(Data entries)
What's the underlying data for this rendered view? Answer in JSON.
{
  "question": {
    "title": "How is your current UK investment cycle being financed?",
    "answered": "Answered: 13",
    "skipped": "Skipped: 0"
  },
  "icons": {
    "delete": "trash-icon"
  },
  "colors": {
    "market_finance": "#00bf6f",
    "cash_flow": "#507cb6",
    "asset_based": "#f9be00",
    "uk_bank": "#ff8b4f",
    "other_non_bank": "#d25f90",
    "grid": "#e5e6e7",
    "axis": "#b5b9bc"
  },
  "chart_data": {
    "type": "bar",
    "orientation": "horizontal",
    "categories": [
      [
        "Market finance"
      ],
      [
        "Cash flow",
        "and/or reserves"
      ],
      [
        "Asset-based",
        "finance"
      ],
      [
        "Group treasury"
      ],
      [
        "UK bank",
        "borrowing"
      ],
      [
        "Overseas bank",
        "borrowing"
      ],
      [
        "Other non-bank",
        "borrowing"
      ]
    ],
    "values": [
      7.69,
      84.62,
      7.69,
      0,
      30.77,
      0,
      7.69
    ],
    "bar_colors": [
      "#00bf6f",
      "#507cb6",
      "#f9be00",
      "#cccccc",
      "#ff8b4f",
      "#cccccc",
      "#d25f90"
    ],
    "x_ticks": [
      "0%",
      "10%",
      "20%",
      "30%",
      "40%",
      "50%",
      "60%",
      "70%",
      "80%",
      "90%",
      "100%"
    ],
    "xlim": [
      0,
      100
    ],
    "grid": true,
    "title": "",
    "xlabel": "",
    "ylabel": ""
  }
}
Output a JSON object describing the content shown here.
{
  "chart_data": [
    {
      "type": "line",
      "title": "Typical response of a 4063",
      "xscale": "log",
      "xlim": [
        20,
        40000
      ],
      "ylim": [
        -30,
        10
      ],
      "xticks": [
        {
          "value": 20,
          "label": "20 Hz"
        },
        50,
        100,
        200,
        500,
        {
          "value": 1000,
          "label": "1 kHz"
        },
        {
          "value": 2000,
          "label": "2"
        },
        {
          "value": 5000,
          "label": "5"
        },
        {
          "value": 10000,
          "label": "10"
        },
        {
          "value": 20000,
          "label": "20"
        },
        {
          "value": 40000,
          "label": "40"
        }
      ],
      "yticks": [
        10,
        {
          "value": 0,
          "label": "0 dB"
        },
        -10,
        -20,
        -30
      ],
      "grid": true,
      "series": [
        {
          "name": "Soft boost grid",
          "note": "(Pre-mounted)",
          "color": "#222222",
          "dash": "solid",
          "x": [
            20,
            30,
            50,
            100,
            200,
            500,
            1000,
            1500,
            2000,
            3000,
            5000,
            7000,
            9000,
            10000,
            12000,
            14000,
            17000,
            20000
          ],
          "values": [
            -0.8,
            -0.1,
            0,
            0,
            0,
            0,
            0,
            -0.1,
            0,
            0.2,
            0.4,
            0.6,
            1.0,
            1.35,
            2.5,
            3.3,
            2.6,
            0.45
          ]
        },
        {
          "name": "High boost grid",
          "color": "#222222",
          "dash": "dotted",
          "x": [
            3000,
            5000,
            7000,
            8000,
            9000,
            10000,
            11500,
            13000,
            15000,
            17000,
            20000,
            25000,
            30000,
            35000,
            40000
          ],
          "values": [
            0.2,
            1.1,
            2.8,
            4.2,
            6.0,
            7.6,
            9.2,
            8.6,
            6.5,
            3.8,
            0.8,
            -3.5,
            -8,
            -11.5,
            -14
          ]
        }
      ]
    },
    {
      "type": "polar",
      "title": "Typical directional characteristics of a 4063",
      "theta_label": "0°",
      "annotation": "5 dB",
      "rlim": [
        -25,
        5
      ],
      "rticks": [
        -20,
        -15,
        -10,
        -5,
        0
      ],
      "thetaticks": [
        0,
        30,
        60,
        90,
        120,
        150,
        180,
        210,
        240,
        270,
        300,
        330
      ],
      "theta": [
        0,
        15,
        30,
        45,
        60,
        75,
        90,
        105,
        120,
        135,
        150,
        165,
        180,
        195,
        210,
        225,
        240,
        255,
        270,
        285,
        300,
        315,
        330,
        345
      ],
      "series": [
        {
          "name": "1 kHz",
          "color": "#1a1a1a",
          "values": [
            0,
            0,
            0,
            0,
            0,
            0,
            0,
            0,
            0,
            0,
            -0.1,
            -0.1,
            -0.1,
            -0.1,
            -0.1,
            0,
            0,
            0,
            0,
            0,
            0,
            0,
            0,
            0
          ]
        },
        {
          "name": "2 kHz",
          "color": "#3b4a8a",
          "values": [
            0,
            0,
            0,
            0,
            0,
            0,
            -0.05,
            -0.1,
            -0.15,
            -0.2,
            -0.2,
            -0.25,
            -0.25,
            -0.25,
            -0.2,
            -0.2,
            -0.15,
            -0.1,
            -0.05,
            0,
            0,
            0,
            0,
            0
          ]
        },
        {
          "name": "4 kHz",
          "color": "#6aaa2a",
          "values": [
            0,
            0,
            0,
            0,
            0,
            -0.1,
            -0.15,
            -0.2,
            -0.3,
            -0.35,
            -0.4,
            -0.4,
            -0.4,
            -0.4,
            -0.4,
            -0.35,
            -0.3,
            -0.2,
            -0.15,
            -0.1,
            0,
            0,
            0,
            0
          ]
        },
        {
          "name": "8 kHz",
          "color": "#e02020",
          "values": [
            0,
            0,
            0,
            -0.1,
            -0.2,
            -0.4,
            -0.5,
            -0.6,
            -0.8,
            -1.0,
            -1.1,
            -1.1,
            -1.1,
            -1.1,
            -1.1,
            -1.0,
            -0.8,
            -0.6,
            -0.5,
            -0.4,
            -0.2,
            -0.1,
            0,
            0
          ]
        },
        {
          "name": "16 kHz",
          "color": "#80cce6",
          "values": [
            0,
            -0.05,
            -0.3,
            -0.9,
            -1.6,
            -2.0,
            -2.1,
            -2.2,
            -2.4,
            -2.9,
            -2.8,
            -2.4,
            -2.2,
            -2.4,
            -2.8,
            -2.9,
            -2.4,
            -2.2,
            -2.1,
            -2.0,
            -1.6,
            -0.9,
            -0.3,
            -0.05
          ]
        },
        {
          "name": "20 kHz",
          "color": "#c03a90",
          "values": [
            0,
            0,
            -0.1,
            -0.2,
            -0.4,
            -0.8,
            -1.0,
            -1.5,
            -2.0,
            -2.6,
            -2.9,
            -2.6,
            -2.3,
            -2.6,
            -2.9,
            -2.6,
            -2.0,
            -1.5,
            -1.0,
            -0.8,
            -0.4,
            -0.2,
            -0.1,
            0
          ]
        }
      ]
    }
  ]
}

# [Exercise directions]
Exact output of every entry is required.

# [Expected answer]
What's the underlying data for this rendered view? Answer in JSON.
{
  "question": {
    "title": "How is your current UK investment cycle being financed?",
    "answered": "Answered: 13",
    "skipped": "Skipped: 0"
  },
  "icons": {
    "delete": "trash-icon"
  },
  "colors": {
    "market_finance": "#00bf6f",
    "cash_flow": "#507cb6",
    "asset_based": "#f9be00",
    "uk_bank": "#ff8b4f",
    "other_non_bank": "#d25f90",
    "grid": "#e5e6e7",
    "axis": "#b5b9bc"
  },
  "chart_data": {
    "type": "bar",
    "orientation": "horizontal",
    "categories": [
      [
        "Market finance"
      ],
      [
        "Cash flow",
        "and/or reserves"
      ],
      [
        "Asset-based",
        "finance"
      ],
      [
        "Group treasury"
      ],
      [
        "UK bank",
        "borrowing"
      ],
      [
        "Overseas bank",
        "borrowing"
      ],
      [
        "Other non-bank",
        "borrowing"
      ]
    ],
    "values": [
      7.69,
      84.62,
      7.69,
      0,
      30.77,
      0,
      7.69
    ],
    "bar_colors": [
      "#00bf6f",
      "#507cb6",
      "#f9be00",
      "#cccccc",
      "#ff8b4f",
      "#cccccc",
      "#d25f90"
    ],
    "x_ticks": [
      "0%",
      "10%",
      "20%",
      "30%",
      "40%",
      "50%",
      "60%",
      "70%",
      "80%",
      "90%",
      "100%"
    ],
    "xlim": [
      0,
      100
    ],
    "grid": true,
    "title": "",
    "xlabel": "",
    "ylabel": ""
  }
}
Output a JSON object describing the content shown here.
{
  "chart_data": [
    {
      "type": "line",
      "title": "Typical response of a 4063",
      "xscale": "log",
      "xlim": [
        20,
        40000
      ],
      "ylim": [
        -30,
        10
      ],
      "xticks": [
        {
          "value": 20,
          "label": "20 Hz"
        },
        50,
        100,
        200,
        500,
        {
          "value": 1000,
          "label": "1 kHz"
        },
        {
          "value": 2000,
          "label": "2"
        },
        {
          "value": 5000,
          "label": "5"
        },
        {
          "value": 10000,
          "label": "10"
        },
        {
          "value": 20000,
          "label": "20"
        },
        {
          "value": 40000,
          "label": "40"
        }
      ],
      "yticks": [
        10,
        {
          "value": 0,
          "label": "0 dB"
        },
        -10,
        -20,
        -30
      ],
      "grid": true,
      "series": [
        {
          "name": "Soft boost grid",
          "note": "(Pre-mounted)",
          "color": "#222222",
          "dash": "solid",
          "x": [
            20,
            30,
            50,
            100,
            200,
            500,
            1000,
            1500,
            2000,
            3000,
            5000,
            7000,
            9000,
            10000,
            12000,
            14000,
            17000,
            20000
          ],
          "values": [
            -0.8,
            -0.1,
            0,
            0,
            0,
            0,
            0,
            -0.1,
            0,
            0.2,
            0.4,
            0.6,
            1.0,
            1.35,
            2.5,
            3.3,
            2.6,
            0.45
          ]
        },
        {
          "name": "High boost grid",
          "color": "#222222",
          "dash": "dotted",
          "x": [
            3000,
            5000,
            7000,
            8000,
            9000,
            10000,
            11500,
            13000,
            15000,
            17000,
            20000,
            25000,
            30000,
            35000,
            40000
          ],
          "values": [
            0.2,
            1.1,
            2.8,
            4.2,
            6.0,
            7.6,
            9.2,
            8.6,
            6.5,
            3.8,
            0.8,
            -3.5,
            -8,
            -11.5,
            -14
          ]
        }
      ]
    },
    {
      "type": "polar",
      "title": "Typical directional characteristics of a 4063",
      "theta_label": "0°",
      "annotation": "5 dB",
      "rlim": [
        -25,
        5
      ],
      "rticks": [
        -20,
        -15,
        -10,
        -5,
        0
      ],
      "thetaticks": [
        0,
        30,
        60,
        90,
        120,
        150,
        180,
        210,
        240,
        270,
        300,
        330
      ],
      "theta": [
        0,
        15,
        30,
        45,
        60,
        75,
        90,
        105,
        120,
        135,
        150,
        165,
        180,
        195,
        210,
        225,
        240,
        255,
        270,
        285,
        300,
        315,
        330,
        345
      ],
      "series": [
        {
          "name": "1 kHz",
          "color": "#1a1a1a",
          "values": [
            0,
            0,
            0,
            0,
            0,
            0,
            0,
            0,
            0,
            0,
            -0.1,
            -0.1,
            -0.1,
            -0.1,
            -0.1,
            0,
            0,
            0,
            0,
            0,
            0,
            0,
            0,
            0
          ]
        },
        {
          "name": "2 kHz",
          "color": "#3b4a8a",
          "values": [
            0,
            0,
            0,
            0,
            0,
            0,
            -0.05,
            -0.1,
            -0.15,
            -0.2,
            -0.2,
            -0.25,
            -0.25,
            -0.25,
            -0.2,
            -0.2,
            -0.15,
            -0.1,
            -0.05,
            0,
            0,
            0,
            0,
            0
          ]
        },
        {
          "name": "4 kHz",
          "color": "#6aaa2a",
          "values": [
            0,
            0,
            0,
            0,
            0,
            -0.1,
            -0.15,
            -0.2,
            -0.3,
            -0.35,
            -0.4,
            -0.4,
            -0.4,
            -0.4,
            -0.4,
            -0.35,
            -0.3,
            -0.2,
            -0.15,
            -0.1,
            0,
            0,
            0,
            0
          ]
        },
        {
          "name": "8 kHz",
          "color": "#e02020",
          "values": [
            0,
            0,
            0,
            -0.1,
            -0.2,
            -0.4,
            -0.5,
            -0.6,
            -0.8,
            -1.0,
            -1.1,
            -1.1,
            -1.1,
            -1.1,
            -1.1,
            -1.0,
            -0.8,
            -0.6,
            -0.5,
            -0.4,
            -0.2,
            -0.1,
            0,
            0
          ]
        },
        {
          "name": "16 kHz",
          "color": "#80cce6",
          "values": [
            0,
            -0.05,
            -0.3,
            -0.9,
            -1.6,
            -2.0,
            -2.1,
            -2.2,
            -2.4,
            -2.9,
            -2.8,
            -2.4,
            -2.2,
            -2.4,
            -2.8,
            -2.9,
            -2.4,
            -2.2,
            -2.1,
            -2.0,
            -1.6,
            -0.9,
            -0.3,
            -0.05
          ]
        },
        {
          "name": "20 kHz",
          "color": "#c03a90",
          "values": [
            0,
            0,
            -0.1,
            -0.2,
            -0.4,
            -0.8,
            -1.0,
            -1.5,
            -2.0,
            -2.6,
            -2.9,
            -2.6,
            -2.3,
            -2.6,
            -2.9,
            -2.6,
            -2.0,
            -1.5,
            -1.0,
            -0.8,
            -0.4,
            -0.2,
            -0.1,
            0
          ]
        }
      ]
    }
  ]
}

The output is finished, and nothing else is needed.